Extracted data entries:
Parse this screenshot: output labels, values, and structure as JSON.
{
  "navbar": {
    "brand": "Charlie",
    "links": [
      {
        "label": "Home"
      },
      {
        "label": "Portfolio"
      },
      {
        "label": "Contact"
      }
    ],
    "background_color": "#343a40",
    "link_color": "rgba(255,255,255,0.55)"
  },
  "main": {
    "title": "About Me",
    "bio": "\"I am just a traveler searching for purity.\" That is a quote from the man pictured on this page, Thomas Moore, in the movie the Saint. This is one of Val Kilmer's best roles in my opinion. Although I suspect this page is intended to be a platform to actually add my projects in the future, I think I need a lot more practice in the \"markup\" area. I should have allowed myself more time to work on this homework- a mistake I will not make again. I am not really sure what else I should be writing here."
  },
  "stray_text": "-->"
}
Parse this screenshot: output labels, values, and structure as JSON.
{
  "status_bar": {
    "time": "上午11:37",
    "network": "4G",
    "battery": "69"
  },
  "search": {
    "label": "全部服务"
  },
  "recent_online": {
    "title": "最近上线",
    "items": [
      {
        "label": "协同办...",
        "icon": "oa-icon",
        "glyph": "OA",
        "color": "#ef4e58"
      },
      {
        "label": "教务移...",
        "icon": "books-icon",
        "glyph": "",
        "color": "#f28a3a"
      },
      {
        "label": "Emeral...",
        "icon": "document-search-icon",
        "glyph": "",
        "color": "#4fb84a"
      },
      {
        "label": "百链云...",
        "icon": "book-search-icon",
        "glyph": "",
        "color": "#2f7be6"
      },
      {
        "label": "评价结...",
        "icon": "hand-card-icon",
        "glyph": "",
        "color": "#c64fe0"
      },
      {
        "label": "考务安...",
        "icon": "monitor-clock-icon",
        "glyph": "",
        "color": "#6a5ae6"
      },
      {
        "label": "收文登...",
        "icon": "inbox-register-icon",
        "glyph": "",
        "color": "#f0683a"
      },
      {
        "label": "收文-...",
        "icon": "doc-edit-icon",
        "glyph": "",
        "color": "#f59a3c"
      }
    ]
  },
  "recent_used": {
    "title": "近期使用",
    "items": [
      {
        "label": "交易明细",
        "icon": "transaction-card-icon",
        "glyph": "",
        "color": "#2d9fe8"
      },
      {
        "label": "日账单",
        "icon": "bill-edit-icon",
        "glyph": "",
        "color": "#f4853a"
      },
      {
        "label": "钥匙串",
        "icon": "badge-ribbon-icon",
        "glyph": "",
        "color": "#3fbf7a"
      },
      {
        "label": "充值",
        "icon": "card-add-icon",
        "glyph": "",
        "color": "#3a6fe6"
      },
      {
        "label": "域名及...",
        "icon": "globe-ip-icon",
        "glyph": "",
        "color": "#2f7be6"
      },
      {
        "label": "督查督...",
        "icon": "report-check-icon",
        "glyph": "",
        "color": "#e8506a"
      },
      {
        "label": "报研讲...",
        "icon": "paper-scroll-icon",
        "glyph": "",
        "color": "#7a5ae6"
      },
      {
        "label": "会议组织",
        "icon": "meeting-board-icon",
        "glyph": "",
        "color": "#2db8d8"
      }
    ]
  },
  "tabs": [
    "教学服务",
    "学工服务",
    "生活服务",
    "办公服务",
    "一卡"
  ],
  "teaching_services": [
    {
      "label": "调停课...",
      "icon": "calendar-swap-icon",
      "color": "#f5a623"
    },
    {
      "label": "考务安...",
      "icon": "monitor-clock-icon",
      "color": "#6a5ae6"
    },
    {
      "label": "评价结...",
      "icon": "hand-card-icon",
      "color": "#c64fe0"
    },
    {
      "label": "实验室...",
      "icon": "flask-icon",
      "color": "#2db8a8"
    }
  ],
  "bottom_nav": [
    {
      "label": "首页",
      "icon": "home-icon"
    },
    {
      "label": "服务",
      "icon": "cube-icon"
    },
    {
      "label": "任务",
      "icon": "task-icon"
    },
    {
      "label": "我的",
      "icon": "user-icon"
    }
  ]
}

Work to complete:
Gather up the lines containing the word "monitor" from these records and copy them.

Answer to the exercise:
        "icon": "monitor-clock-icon",
      "icon": "monitor-clock-icon",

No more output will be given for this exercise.